'''
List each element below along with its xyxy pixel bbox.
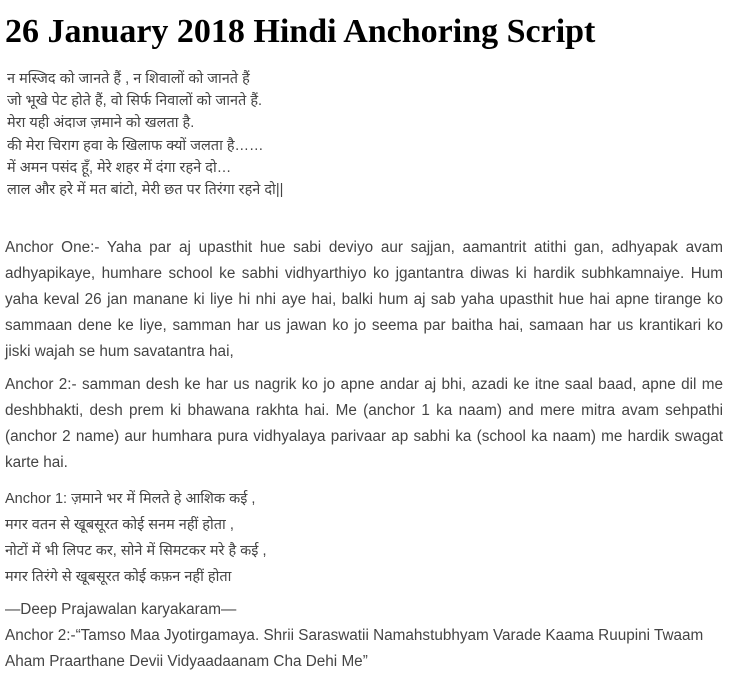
verse-line: मगर तिरंगे से खूबसूरत कोई कफ़न नहीं होता: [5, 569, 232, 585]
anchor-invocation: Anchor 2:-“Tamso Maa Jyotirgamaya. Shrii Saraswatii Namahstubhyam Varade Kaama Ruupini Twaam Aham Praarthane Devii Vidyaadaanam Cha Dehi Me”: [5, 627, 704, 670]
anchor-one-paragraph: Anchor One:- Yaha par aj upasthit hue sabi deviyo aur sajjan, aamantrit atithi gan, adhyapak avam adhyapikaye, humhare school ke sabhi vidhyarthiyo ko jgantantra diwas ki hardik subhkamnaiye. Hum yaha keval 26 jan manane ki liye hi nhi aye hai, balki hum aj sab yaha upasthit hue hai apne tirange ko sammaan dene ke liye, samman har us jawan ko jo seema par baitha hai, samaan har us krantikari ko jiski wajah se hum savatantra hai,: [5, 239, 723, 360]
poem-line: मेरा यही अंदाज ज़माने को खलता है.: [7, 115, 195, 132]
anchor-one-verse: [5, 486, 267, 590]
poem-line: में अमन पसंद हूँ, मेरे शहर में दंगा रहने दो…: [7, 159, 232, 176]
verse-line: Anchor 1: ज़माने भर में मिलते हे आशिक कई ,: [5, 491, 256, 507]
poem-line: जो भूखे पेट होते हैं, वो सिर्फ निवालों को जानते हैं.: [7, 93, 263, 110]
program-line: —Deep Prajawalan karyakaram—: [5, 601, 237, 618]
poem-line: न मस्जिद को जानते हैं , न शिवालों को जानते हैं: [7, 71, 250, 87]
anchor-two-paragraph: Anchor 2:- samman desh ke har us nagrik ko jo apne andar aj bhi, azadi ke itne saal baad, apne dil me deshbhakti, desh prem ki bhawana rakhta hai. Me (anchor 1 ka naam) and mere mitra avam sehpathi (anchor 2 name) aur humhara pura vidhyalaya parivaar ap sabhi ka (school ka naam) me hardik swagat karte hai.: [5, 376, 723, 471]
verse-line: नोटों में भी लिपट कर, सोने में सिमटकर मरे है कई ,: [5, 543, 267, 559]
verse-line: मगर वतन से खूबसूरत कोई सनम नहीं होता ,: [5, 517, 234, 533]
poem-line: लाल और हरे में मत बांटो, मेरी छत पर तिरंगा रहने दो||: [7, 182, 284, 199]
closing-section: [5, 597, 723, 675]
poem-line: की मेरा चिराग हवा के खिलाफ क्यों जलता है……: [7, 137, 264, 154]
opening-poem: [7, 68, 283, 201]
article-title: 26 January 2018 Hindi Anchoring Script: [5, 13, 596, 50]
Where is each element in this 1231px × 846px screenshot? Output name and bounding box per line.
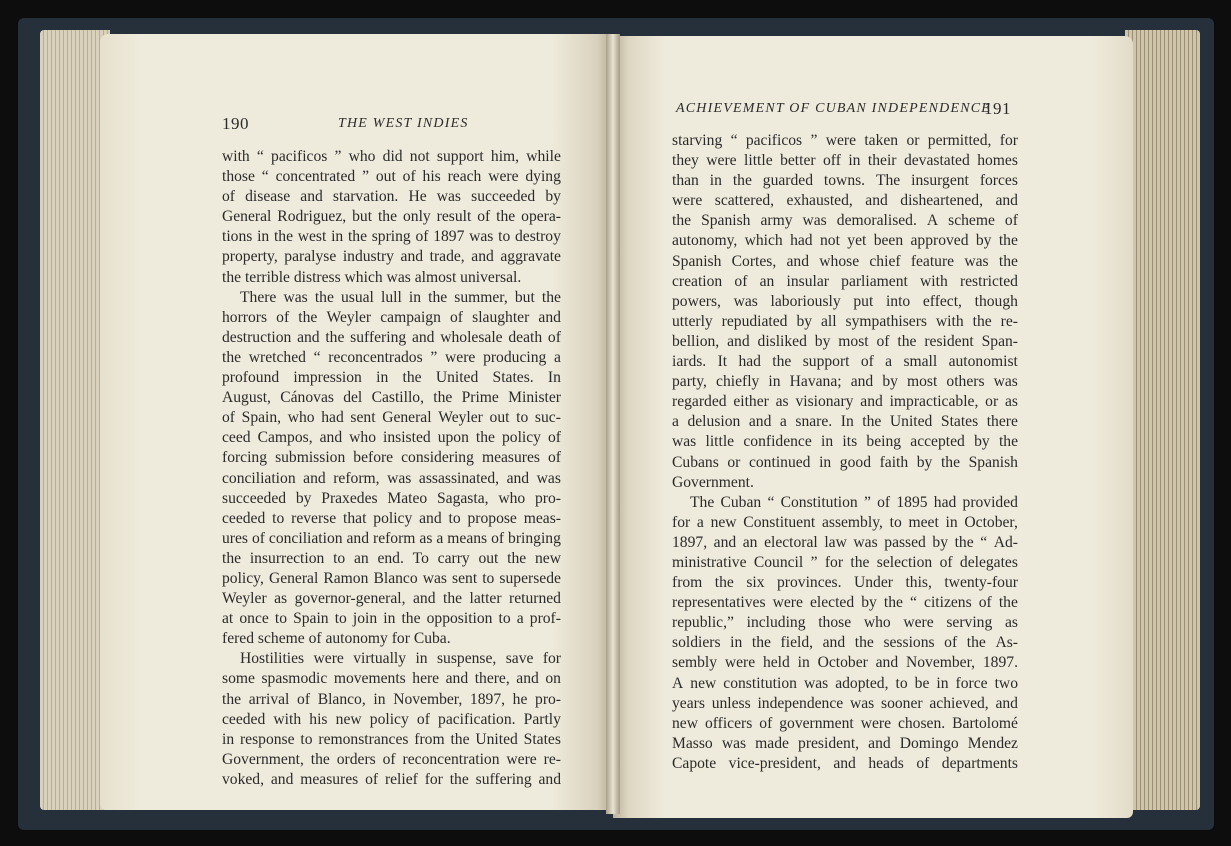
text-line: from the six provinces. Under this, twenty-four bbox=[672, 574, 1018, 592]
text-line: Masso was made president, and Domingo Mendez bbox=[672, 734, 1018, 752]
text-line: Government, the orders of reconcentration were re- bbox=[222, 750, 561, 768]
text-line: Capote vice-president, and heads of departments bbox=[672, 754, 1018, 772]
text-line: horrors of the Weyler campaign of slaughter and bbox=[222, 308, 561, 326]
text-line: fered scheme of autonomy for Cuba. bbox=[222, 630, 451, 648]
text-line: than in the guarded towns. The insurgent forces bbox=[672, 172, 1018, 190]
right-running-head: ACHIEVEMENT OF CUBAN INDEPENDENCE bbox=[676, 101, 992, 116]
right-page-text bbox=[672, 131, 1018, 774]
text-line: voked, and measures of relief for the suffering and bbox=[222, 770, 561, 788]
text-line: years unless independence was sooner achieved, and bbox=[672, 694, 1018, 712]
text-line: There was the usual lull in the summer, but the bbox=[240, 288, 561, 306]
text-line: the Spanish army was demoralised. A scheme of bbox=[672, 212, 1018, 230]
text-line: Hostilities were virtually in suspense, save for bbox=[240, 650, 561, 668]
text-line: was little confidence in its being accepted by the bbox=[672, 433, 1018, 451]
text-line: succeeded by Praxedes Mateo Sagasta, who pro- bbox=[222, 489, 561, 507]
text-line: Government. bbox=[672, 473, 754, 491]
text-line: The Cuban “ Constitution ” of 1895 had provided bbox=[690, 493, 1018, 511]
text-line: Cubans or continued in good faith by the Spanish bbox=[672, 453, 1018, 471]
text-line: conciliation and reform, was assassinated, and was bbox=[222, 469, 561, 487]
text-line: of disease and starvation. He was succeeded by bbox=[222, 188, 561, 206]
text-line: soldiers in the field, and the sessions of the As- bbox=[672, 634, 1018, 652]
text-line: profound impression in the United States. In bbox=[222, 369, 561, 387]
text-line: ceed Campos, and who insisted upon the policy of bbox=[222, 429, 561, 447]
text-line: at once to Spain to join in the opposition to a prof- bbox=[222, 610, 561, 628]
text-line: the insurrection to an end. To carry out the new bbox=[222, 549, 561, 567]
text-line: Weyler as governor-general, and the latter returned bbox=[222, 590, 561, 608]
text-line: new officers of government were chosen. Bartolomé bbox=[672, 714, 1018, 732]
text-line: August, Cánovas del Castillo, the Prime Minister bbox=[222, 389, 561, 407]
text-line: destruction and the suffering and wholesale death of bbox=[222, 328, 561, 346]
text-line: iards. It had the support of a small autonomist bbox=[672, 353, 1018, 371]
text-line: A new constitution was adopted, to be in force two bbox=[672, 674, 1018, 692]
left-running-head: THE WEST INDIES bbox=[338, 116, 469, 131]
text-line: sembly were held in October and November, 1897. bbox=[672, 654, 1018, 672]
text-line: a delusion and a snare. In the United States there bbox=[672, 413, 1018, 431]
text-line: powers, was laboriously put into effect, though bbox=[672, 292, 1018, 310]
text-line: in response to remonstrances from the United States bbox=[222, 730, 561, 748]
text-line: with “ pacificos ” who did not support him, while bbox=[222, 148, 561, 165]
text-line: were scattered, exhausted, and disheartened, and bbox=[672, 192, 1018, 210]
text-line: they were little better off in their devastated homes bbox=[672, 152, 1018, 170]
left-page-number: 190 bbox=[222, 114, 249, 133]
text-line: ures of conciliation and reform as a means of bringing bbox=[222, 529, 561, 547]
text-line: autonomy, which had not yet been approved by the bbox=[672, 232, 1018, 250]
text-line: property, paralyse industry and trade, and aggravate bbox=[222, 248, 561, 266]
text-line: ministrative Council ” for the selection of delegates bbox=[672, 553, 1018, 571]
text-line: representatives were elected by the “ citizens of the bbox=[672, 594, 1018, 612]
text-line: regarded either as visionary and impracticable, or as bbox=[672, 393, 1018, 411]
text-line: ceeded with his new policy of pacification. Partly bbox=[222, 710, 561, 728]
left-page-text bbox=[222, 147, 561, 790]
text-line: creation of an insular parliament with restricted bbox=[672, 272, 1018, 290]
text-line: those “ concentrated ” out of his reach were dying bbox=[222, 168, 561, 186]
text-line: republic,” including those who were serving as bbox=[672, 614, 1018, 632]
text-line: some spasmodic movements here and there, and on bbox=[222, 670, 561, 688]
text-line: 1897, and an electoral law was passed by the “ Ad- bbox=[672, 533, 1018, 551]
text-line: for a new Constituent assembly, to meet in October, bbox=[672, 513, 1018, 531]
text-line: utterly repudiated by all sympathisers with the re- bbox=[672, 312, 1018, 330]
text-line: party, chiefly in Havana; and by most others was bbox=[672, 373, 1018, 391]
text-line: policy, General Ramon Blanco was sent to supersede bbox=[222, 569, 561, 587]
text-line: the wretched “ reconcentrados ” were producing a bbox=[222, 348, 561, 366]
text-line: forcing submission before considering measures of bbox=[222, 449, 561, 467]
text-line: General Rodriguez, but the only result of the opera- bbox=[222, 208, 561, 226]
text-line: bellion, and disliked by most of the resident Span- bbox=[672, 332, 1018, 350]
book-gutter bbox=[606, 34, 620, 814]
right-page-number: 191 bbox=[984, 99, 1011, 118]
text-line: tions in the west in the spring of 1897 was to destroy bbox=[222, 228, 561, 246]
text-line: Spanish Cortes, and whose chief feature was the bbox=[672, 252, 1018, 270]
text-line: the arrival of Blanco, in November, 1897, he pro- bbox=[222, 690, 561, 708]
text-line: ceeded to reverse that policy and to propose meas- bbox=[222, 509, 561, 527]
text-line: the terrible distress which was almost universal. bbox=[222, 268, 522, 286]
text-line: of Spain, who had sent General Weyler out to suc- bbox=[222, 409, 561, 427]
right-page-edges bbox=[1125, 30, 1200, 810]
text-line: starving “ pacificos ” were taken or permitted, for bbox=[672, 132, 1018, 149]
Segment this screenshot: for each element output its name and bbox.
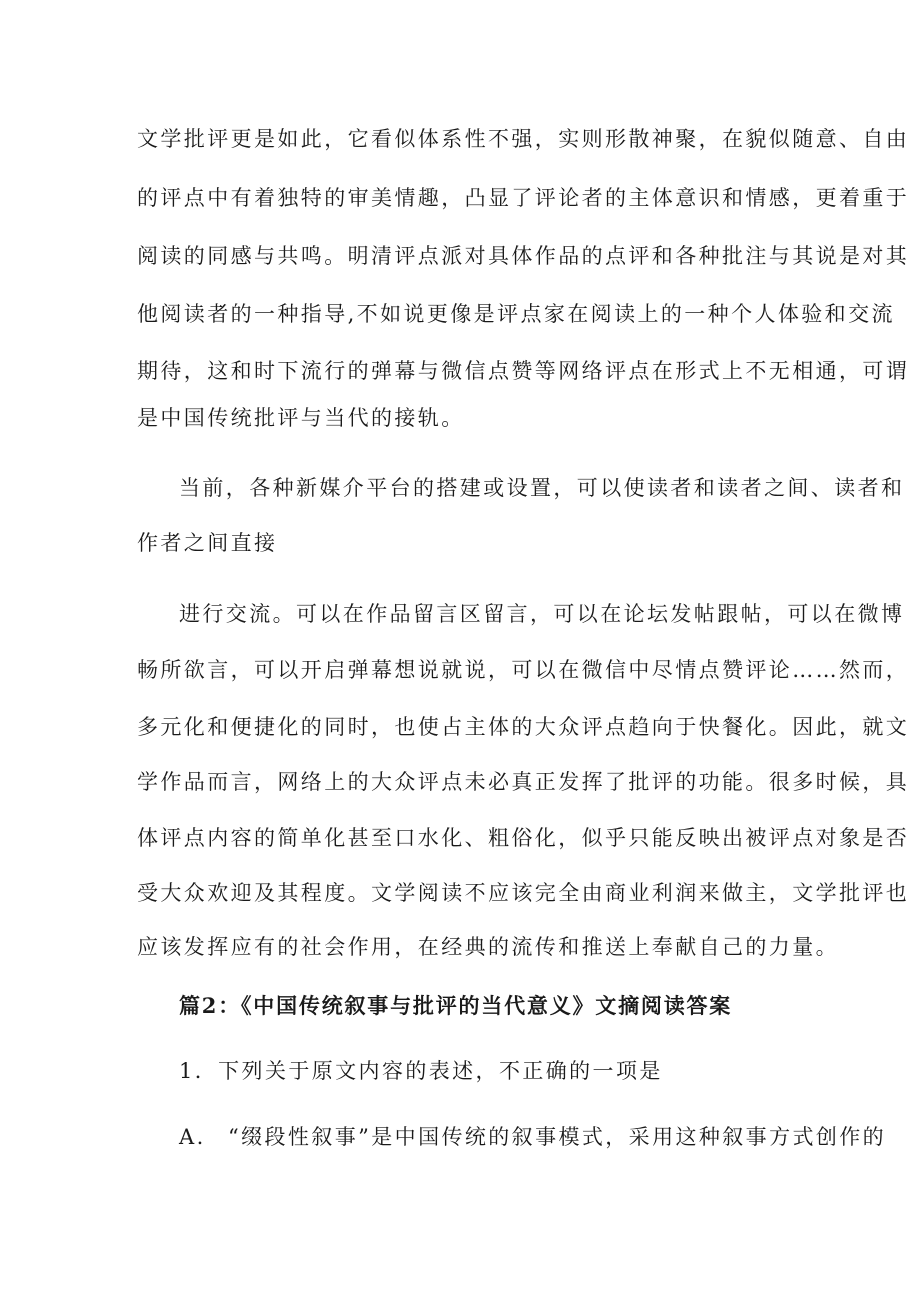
question-1: 1．下列关于原文内容的表述，不正确的一项是	[179, 1059, 663, 1083]
paragraph-3-line-7: 应该发挥应有的社会作用，在经典的流传和推送上奉献自己的力量。	[137, 935, 839, 959]
paragraph-1-line-2: 的评点中有着独特的审美情趣，凸显了评论者的主体意识和情感，更着重于	[137, 186, 910, 210]
paragraph-1-line-5: 期待，这和时下流行的弹幕与微信点赞等网络评点在形式上不无相通，可谓	[137, 359, 910, 383]
paragraph-3-line-4: 学作品而言，网络上的大众评点未必真正发挥了批评的功能。很多时候，具	[137, 770, 910, 794]
paragraph-1-line-6: 是中国传统批评与当代的接轨。	[137, 406, 465, 430]
paragraph-3-line-1: 进行交流。可以在作品留言区留言，可以在论坛发帖跟帖，可以在微博	[179, 602, 905, 626]
option-a-text: “缀段性叙事”是中国传统的叙事模式，采用这种叙事方式创作的	[228, 1125, 887, 1149]
paragraph-2-line-1: 当前，各种新媒介平台的搭建或设置，可以使读者和读者之间、读者和	[179, 476, 905, 500]
paragraph-3-line-5: 体评点内容的简单化甚至口水化、粗俗化，似乎只能反映出被评点对象是否	[137, 826, 910, 850]
paragraph-1-line-1: 文学批评更是如此，它看似体系性不强，实则形散神聚，在貌似随意、自由	[137, 127, 910, 151]
paragraph-2-line-2: 作者之间直接	[137, 531, 278, 555]
paragraph-1-line-3: 阅读的同感与共鸣。明清评点派对具体作品的点评和各种批注与其说是对其	[137, 244, 910, 268]
paragraph-3-line-2: 畅所欲言，可以开启弹幕想说就说，可以在微信中尽情点赞评论……然而，	[137, 658, 910, 682]
paragraph-3-line-6: 受大众欢迎及其程度。文学阅读不应该完全由商业利润来做主，文学批评也	[137, 881, 910, 905]
paragraph-1-line-4: 他阅读者的一种指导,不如说更像是评点家在阅读上的一种个人体验和交流	[137, 302, 895, 326]
option-a-label: A.	[179, 1125, 206, 1149]
paragraph-3-line-3: 多元化和便捷化的同时，也使占主体的大众评点趋向于快餐化。因此，就文	[137, 715, 910, 739]
section-heading: 篇2：《中国传统叙事与批评的当代意义》文摘阅读答案	[179, 993, 733, 1018]
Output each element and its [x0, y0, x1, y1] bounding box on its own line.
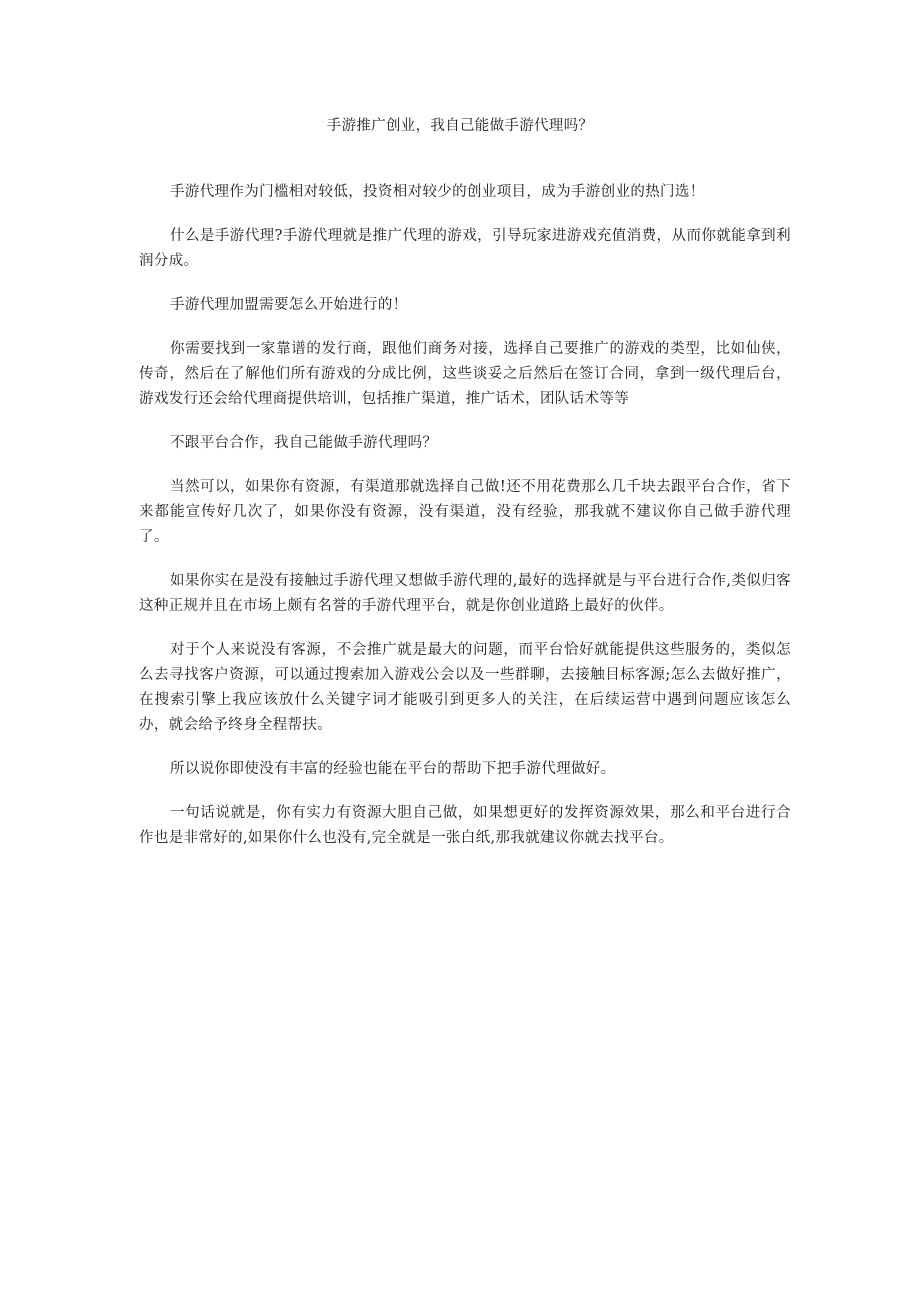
'''
■ STATED PROBLEM
Please update the part of the material that opens with the line containing "text-line: from the" and closes with the line containing "text-line: Hostilities were" by replacing "demoralised" with "demoralized". Return only those lines, with everything else unchanged.

■ SOLUTION
text-line: from the six provinces. Under this, twenty-four bbox=[672, 574, 1018, 592]
text-line: Masso was made president, and Domingo Mendez bbox=[672, 734, 1018, 752]
text-line: Government, the orders of reconcentration were re- bbox=[222, 750, 561, 768]
text-line: Capote vice-president, and heads of departments bbox=[672, 754, 1018, 772]
text-line: horrors of the Weyler campaign of slaughter and bbox=[222, 308, 561, 326]
text-line: fered scheme of autonomy for Cuba. bbox=[222, 630, 451, 648]
text-line: than in the guarded towns. The insurgent forces bbox=[672, 172, 1018, 190]
right-running-head: ACHIEVEMENT OF CUBAN INDEPENDENCE bbox=[676, 101, 992, 116]
right-page-text bbox=[672, 131, 1018, 774]
text-line: voked, and measures of relief for the suffering and bbox=[222, 770, 561, 788]
text-line: years unless independence was sooner achieved, and bbox=[672, 694, 1018, 712]
text-line: There was the usual lull in the summer, but the bbox=[240, 288, 561, 306]
text-line: the Spanish army was demoralized. A scheme of bbox=[672, 212, 1018, 230]
text-line: Hostilities were virtually in suspense, save for bbox=[240, 650, 561, 668]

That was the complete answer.